Task requirements
Copy out the data below verbatim.

(Data records)

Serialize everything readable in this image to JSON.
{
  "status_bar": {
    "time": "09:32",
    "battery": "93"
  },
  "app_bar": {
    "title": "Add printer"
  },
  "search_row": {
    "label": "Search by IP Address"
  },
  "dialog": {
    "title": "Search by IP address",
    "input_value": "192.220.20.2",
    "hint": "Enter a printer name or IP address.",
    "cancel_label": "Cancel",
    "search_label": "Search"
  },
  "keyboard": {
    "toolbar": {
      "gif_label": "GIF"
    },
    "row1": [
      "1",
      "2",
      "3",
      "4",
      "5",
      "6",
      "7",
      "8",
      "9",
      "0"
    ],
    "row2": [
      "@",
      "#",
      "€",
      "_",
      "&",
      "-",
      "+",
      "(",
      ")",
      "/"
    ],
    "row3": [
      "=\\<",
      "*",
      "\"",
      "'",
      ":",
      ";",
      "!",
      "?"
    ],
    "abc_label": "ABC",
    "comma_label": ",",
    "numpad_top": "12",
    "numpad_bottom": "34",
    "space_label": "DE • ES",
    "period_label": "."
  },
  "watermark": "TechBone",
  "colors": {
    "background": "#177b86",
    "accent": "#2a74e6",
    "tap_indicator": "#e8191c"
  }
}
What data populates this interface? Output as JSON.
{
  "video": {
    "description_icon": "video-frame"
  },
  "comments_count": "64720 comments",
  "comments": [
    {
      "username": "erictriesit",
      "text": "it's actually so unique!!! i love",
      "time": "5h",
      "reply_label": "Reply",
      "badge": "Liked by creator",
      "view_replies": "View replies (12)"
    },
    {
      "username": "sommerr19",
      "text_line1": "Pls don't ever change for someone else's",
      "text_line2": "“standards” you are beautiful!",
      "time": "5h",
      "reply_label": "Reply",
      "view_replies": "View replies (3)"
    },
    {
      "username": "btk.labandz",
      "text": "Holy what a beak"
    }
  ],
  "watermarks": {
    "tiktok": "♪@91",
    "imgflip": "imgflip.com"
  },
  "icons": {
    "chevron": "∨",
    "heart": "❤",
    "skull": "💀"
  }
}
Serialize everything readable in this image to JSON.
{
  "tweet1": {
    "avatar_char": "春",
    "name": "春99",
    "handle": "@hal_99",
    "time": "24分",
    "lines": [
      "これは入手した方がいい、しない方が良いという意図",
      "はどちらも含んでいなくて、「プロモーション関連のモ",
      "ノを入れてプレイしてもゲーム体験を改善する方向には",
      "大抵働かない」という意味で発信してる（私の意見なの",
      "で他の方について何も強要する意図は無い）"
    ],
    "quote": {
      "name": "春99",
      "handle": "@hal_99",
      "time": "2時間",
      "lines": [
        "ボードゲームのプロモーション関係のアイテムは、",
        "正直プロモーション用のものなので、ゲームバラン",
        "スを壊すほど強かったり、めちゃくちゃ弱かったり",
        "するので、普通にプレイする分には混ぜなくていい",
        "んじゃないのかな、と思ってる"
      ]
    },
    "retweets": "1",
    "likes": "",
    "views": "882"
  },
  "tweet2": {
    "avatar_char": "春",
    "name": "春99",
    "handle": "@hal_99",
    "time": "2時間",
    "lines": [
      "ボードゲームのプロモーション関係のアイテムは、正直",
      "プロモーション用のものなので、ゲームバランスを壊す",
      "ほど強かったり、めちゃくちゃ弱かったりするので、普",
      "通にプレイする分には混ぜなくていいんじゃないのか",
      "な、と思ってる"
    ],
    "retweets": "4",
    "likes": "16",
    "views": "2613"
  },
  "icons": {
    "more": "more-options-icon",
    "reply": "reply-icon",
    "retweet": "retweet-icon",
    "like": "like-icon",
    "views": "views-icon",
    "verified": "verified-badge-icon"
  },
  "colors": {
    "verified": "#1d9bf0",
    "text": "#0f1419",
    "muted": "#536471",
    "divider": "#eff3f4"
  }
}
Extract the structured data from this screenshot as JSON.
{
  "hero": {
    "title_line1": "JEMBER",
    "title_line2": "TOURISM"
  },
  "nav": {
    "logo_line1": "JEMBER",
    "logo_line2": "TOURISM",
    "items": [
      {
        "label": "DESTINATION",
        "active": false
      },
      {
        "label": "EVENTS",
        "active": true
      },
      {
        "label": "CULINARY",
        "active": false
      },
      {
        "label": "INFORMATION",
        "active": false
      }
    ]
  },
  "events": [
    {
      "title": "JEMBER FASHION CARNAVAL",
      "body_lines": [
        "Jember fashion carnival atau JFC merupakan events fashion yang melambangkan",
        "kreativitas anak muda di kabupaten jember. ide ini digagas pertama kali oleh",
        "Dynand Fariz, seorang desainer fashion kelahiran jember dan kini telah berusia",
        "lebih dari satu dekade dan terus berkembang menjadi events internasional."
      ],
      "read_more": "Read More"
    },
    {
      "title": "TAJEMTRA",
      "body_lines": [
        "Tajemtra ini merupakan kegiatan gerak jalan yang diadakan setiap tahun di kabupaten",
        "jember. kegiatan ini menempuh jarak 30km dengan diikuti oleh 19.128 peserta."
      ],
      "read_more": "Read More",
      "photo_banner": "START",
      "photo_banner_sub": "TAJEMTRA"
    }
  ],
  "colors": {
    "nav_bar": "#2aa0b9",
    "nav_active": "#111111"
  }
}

The output
Serialize everything readable in this image to JSON.
{
  "status_bar": {
    "time": "09:32",
    "battery": "93"
  },
  "app_bar": {
    "title": "Add printer"
  },
  "search_row": {
    "label": "Search by IP Address"
  },
  "dialog": {
    "title": "Search by IP address",
    "input_value": "192.220.20.2",
    "hint": "Enter a printer name or IP address.",
    "cancel_label": "Cancel",
    "search_label": "Search"
  },
  "keyboard": {
    "toolbar": {
      "gif_label": "GIF"
    },
    "row1": [
      "1",
      "2",
      "3",
      "4",
      "5",
      "6",
      "7",
      "8",
      "9",
      "0"
    ],
    "row2": [
      "@",
      "#",
      "€",
      "_",
      "&",
      "-",
      "+",
      "(",
      ")",
      "/"
    ],
    "row3": [
      "=\\<",
      "*",
      "\"",
      "'",
      ":",
      ";",
      "!",
      "?"
    ],
    "abc_label": "ABC",
    "comma_label": ",",
    "numpad_top": "12",
    "numpad_bottom": "34",
    "space_label": "DE • ES",
    "period_label": "."
  },
  "watermark": "TechBone",
  "colors": {
    "background": "#177b86",
    "accent": "#2a74e6",
    "tap_indicator": "#e8191c"
  }
}
What data populates this interface? Output as JSON.
{
  "video": {
    "description_icon": "video-frame"
  },
  "comments_count": "64720 comments",
  "comments": [
    {
      "username": "erictriesit",
      "text": "it's actually so unique!!! i love",
      "time": "5h",
      "reply_label": "Reply",
      "badge": "Liked by creator",
      "view_replies": "View replies (12)"
    },
    {
      "username": "sommerr19",
      "text_line1": "Pls don't ever change for someone else's",
      "text_line2": "“standards” you are beautiful!",
      "time": "5h",
      "reply_label": "Reply",
      "view_replies": "View replies (3)"
    },
    {
      "username": "btk.labandz",
      "text": "Holy what a beak"
    }
  ],
  "watermarks": {
    "tiktok": "♪@91",
    "imgflip": "imgflip.com"
  },
  "icons": {
    "chevron": "∨",
    "heart": "❤",
    "skull": "💀"
  }
}
Serialize everything readable in this image to JSON.
{
  "tweet1": {
    "avatar_char": "春",
    "name": "春99",
    "handle": "@hal_99",
    "time": "24分",
    "lines": [
      "これは入手した方がいい、しない方が良いという意図",
      "はどちらも含んでいなくて、「プロモーション関連のモ",
      "ノを入れてプレイしてもゲーム体験を改善する方向には",
      "大抵働かない」という意味で発信してる（私の意見なの",
      "で他の方について何も強要する意図は無い）"
    ],
    "quote": {
      "name": "春99",
      "handle": "@hal_99",
      "time": "2時間",
      "lines": [
        "ボードゲームのプロモーション関係のアイテムは、",
        "正直プロモーション用のものなので、ゲームバラン",
        "スを壊すほど強かったり、めちゃくちゃ弱かったり",
        "するので、普通にプレイする分には混ぜなくていい",
        "んじゃないのかな、と思ってる"
      ]
    },
    "retweets": "1",
    "likes": "",
    "views": "882"
  },
  "tweet2": {
    "avatar_char": "春",
    "name": "春99",
    "handle": "@hal_99",
    "time": "2時間",
    "lines": [
      "ボードゲームのプロモーション関係のアイテムは、正直",
      "プロモーション用のものなので、ゲームバランスを壊す",
      "ほど強かったり、めちゃくちゃ弱かったりするので、普",
      "通にプレイする分には混ぜなくていいんじゃないのか",
      "な、と思ってる"
    ],
    "retweets": "4",
    "likes": "16",
    "views": "2613"
  },
  "icons": {
    "more": "more-options-icon",
    "reply": "reply-icon",
    "retweet": "retweet-icon",
    "like": "like-icon",
    "views": "views-icon",
    "verified": "verified-badge-icon"
  },
  "colors": {
    "verified": "#1d9bf0",
    "text": "#0f1419",
    "muted": "#536471",
    "divider": "#eff3f4"
  }
}
Extract the structured data from this screenshot as JSON.
{
  "hero": {
    "title_line1": "JEMBER",
    "title_line2": "TOURISM"
  },
  "nav": {
    "logo_line1": "JEMBER",
    "logo_line2": "TOURISM",
    "items": [
      {
        "label": "DESTINATION",
        "active": false
      },
      {
        "label": "EVENTS",
        "active": true
      },
      {
        "label": "CULINARY",
        "active": false
      },
      {
        "label": "INFORMATION",
        "active": false
      }
    ]
  },
  "events": [
    {
      "title": "JEMBER FASHION CARNAVAL",
      "body_lines": [
        "Jember fashion carnival atau JFC merupakan events fashion yang melambangkan",
        "kreativitas anak muda di kabupaten jember. ide ini digagas pertama kali oleh",
        "Dynand Fariz, seorang desainer fashion kelahiran jember dan kini telah berusia",
        "lebih dari satu dekade dan terus berkembang menjadi events internasional."
      ],
      "read_more": "Read More"
    },
    {
      "title": "TAJEMTRA",
      "body_lines": [
        "Tajemtra ini merupakan kegiatan gerak jalan yang diadakan setiap tahun di kabupaten",
        "jember. kegiatan ini menempuh jarak 30km dengan diikuti oleh 19.128 peserta."
      ],
      "read_more": "Read More",
      "photo_banner": "START",
      "photo_banner_sub": "TAJEMTRA"
    }
  ],
  "colors": {
    "nav_bar": "#2aa0b9",
    "nav_active": "#111111"
  }
}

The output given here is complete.